> **What you need to do**: A line counts if it contains the string "JSON"; say how many such lines there are, giving only the number.

> **Supplied records**:
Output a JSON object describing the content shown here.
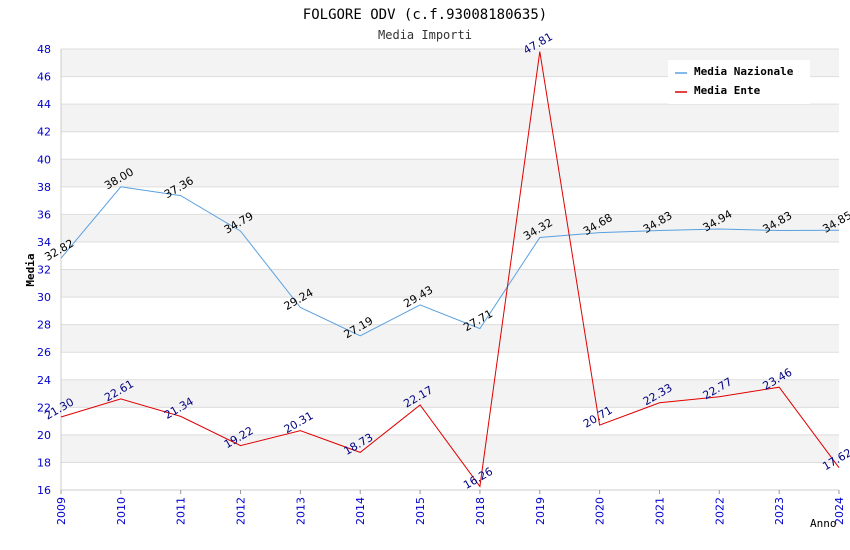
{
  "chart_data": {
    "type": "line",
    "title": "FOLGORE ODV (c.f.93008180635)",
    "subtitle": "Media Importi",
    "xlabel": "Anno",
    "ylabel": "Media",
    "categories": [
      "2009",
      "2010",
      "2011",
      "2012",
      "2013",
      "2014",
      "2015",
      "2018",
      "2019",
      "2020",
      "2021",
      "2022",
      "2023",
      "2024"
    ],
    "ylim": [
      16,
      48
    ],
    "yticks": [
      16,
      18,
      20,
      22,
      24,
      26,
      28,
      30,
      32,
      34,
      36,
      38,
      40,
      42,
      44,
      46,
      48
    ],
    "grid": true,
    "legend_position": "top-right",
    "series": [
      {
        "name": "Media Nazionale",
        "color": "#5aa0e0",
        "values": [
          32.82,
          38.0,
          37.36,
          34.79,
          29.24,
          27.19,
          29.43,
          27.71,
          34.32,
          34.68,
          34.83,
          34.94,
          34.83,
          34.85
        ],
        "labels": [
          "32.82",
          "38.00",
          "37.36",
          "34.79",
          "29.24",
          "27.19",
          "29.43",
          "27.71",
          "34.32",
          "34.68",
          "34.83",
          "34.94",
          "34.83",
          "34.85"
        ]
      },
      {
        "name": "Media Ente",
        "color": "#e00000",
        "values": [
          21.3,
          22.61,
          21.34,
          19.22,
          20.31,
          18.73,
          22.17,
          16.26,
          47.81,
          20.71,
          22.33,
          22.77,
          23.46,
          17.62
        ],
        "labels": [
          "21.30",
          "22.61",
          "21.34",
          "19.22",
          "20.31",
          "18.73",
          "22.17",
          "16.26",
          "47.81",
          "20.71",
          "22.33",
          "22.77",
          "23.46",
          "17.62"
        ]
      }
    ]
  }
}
--
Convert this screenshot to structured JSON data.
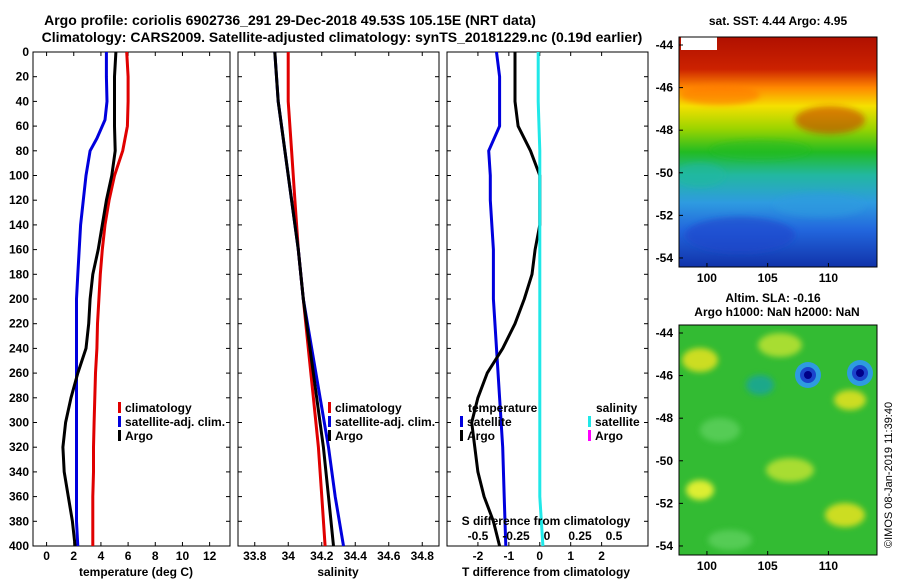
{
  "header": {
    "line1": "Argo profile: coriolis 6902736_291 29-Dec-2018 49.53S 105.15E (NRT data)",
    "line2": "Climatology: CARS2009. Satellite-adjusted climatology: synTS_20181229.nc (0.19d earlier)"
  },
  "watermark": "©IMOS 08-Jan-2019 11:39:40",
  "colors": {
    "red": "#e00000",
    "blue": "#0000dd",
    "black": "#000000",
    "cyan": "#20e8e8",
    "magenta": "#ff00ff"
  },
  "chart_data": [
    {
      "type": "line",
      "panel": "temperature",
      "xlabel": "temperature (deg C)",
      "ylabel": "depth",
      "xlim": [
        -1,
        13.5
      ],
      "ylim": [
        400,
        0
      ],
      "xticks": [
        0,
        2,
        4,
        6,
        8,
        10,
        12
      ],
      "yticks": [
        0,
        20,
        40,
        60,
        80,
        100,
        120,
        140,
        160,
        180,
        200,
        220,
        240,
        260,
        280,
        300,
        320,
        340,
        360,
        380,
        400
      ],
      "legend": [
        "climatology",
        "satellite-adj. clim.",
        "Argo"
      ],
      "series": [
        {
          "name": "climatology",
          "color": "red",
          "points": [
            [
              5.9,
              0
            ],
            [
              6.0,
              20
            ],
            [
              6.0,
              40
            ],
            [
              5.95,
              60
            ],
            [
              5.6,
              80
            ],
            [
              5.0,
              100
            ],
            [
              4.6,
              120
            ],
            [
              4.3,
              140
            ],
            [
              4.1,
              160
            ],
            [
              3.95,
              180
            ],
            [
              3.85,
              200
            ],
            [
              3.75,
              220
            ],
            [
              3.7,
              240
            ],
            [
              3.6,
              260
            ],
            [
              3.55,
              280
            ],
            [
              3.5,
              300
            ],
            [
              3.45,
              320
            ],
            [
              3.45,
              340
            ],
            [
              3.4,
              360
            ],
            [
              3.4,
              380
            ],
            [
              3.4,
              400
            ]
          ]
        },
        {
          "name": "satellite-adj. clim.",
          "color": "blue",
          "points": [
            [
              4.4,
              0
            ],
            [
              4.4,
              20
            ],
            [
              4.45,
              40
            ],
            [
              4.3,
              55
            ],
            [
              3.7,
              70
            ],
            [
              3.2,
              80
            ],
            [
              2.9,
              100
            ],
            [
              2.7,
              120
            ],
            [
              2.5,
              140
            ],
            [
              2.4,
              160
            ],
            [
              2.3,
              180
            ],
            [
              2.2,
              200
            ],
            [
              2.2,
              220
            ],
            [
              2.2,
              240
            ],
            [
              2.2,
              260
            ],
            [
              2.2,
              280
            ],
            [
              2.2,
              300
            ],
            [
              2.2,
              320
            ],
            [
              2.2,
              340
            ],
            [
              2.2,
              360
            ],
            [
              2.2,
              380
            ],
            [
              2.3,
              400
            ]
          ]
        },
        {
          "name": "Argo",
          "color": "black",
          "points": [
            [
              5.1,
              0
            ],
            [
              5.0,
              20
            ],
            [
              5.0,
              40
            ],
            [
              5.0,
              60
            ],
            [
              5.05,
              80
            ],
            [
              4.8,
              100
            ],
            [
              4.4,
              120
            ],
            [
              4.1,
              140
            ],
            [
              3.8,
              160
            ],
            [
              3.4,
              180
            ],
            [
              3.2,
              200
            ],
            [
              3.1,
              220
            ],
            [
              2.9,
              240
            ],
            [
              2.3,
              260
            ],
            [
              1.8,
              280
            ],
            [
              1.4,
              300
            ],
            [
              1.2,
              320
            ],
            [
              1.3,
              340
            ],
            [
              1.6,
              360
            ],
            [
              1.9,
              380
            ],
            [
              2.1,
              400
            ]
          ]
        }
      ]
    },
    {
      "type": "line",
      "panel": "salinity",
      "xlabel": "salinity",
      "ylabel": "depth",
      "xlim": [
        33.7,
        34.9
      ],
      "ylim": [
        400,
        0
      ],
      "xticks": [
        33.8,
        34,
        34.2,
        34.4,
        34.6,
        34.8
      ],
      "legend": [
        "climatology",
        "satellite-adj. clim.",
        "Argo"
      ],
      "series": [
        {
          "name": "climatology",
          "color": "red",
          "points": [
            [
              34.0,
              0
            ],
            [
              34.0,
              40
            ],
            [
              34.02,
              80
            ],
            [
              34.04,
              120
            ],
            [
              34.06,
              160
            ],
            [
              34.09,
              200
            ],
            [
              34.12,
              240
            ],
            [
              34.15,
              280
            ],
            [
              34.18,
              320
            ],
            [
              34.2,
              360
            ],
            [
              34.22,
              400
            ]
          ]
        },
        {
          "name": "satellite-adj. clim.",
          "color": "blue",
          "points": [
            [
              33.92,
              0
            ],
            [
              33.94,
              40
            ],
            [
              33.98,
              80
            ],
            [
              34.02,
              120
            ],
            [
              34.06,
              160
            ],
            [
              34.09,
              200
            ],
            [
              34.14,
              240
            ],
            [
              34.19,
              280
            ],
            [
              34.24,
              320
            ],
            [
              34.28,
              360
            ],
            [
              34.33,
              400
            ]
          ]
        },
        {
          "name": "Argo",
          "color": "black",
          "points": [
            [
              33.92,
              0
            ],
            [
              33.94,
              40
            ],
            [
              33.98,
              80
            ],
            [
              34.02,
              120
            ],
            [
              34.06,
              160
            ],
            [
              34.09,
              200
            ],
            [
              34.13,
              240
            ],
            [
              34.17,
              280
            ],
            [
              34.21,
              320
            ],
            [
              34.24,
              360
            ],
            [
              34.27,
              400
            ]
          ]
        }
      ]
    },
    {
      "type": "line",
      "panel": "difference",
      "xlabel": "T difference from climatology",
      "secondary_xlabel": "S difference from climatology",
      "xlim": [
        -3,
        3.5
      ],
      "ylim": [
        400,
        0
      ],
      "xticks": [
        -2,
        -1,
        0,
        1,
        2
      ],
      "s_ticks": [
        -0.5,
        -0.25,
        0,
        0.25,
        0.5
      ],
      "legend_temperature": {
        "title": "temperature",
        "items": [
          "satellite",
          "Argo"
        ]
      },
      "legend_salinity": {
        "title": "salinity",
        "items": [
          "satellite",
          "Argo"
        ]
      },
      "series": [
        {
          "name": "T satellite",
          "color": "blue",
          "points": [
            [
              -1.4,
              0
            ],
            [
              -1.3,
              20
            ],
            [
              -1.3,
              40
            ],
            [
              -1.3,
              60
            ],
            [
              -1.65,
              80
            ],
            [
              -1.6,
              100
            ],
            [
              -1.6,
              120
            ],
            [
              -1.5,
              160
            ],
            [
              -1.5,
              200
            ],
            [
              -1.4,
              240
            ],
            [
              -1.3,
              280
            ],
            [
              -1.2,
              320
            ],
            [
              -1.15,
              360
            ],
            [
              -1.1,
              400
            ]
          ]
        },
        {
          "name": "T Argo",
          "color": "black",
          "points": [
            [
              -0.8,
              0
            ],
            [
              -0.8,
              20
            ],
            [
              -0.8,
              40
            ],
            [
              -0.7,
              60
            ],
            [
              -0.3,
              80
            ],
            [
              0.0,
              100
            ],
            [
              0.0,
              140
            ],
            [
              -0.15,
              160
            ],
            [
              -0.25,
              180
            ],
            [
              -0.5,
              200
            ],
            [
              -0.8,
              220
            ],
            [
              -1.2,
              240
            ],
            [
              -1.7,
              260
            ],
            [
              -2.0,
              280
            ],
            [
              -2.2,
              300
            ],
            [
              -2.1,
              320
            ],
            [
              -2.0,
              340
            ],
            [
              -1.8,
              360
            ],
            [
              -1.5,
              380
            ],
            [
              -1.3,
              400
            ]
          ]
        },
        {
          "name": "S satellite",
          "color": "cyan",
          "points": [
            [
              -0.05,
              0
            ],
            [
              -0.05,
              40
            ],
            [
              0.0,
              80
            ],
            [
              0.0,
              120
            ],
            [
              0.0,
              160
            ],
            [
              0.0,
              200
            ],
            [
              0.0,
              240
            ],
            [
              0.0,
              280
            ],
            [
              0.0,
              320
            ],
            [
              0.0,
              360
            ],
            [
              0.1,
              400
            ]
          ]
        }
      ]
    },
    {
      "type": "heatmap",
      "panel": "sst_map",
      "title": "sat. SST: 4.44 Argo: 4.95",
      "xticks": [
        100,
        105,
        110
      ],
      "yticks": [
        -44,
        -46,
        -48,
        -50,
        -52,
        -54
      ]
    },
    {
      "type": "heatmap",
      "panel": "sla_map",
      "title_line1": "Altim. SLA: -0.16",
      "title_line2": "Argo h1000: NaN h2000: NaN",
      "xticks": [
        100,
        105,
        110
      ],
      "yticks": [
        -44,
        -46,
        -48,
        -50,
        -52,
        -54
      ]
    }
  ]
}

> **The result**: 2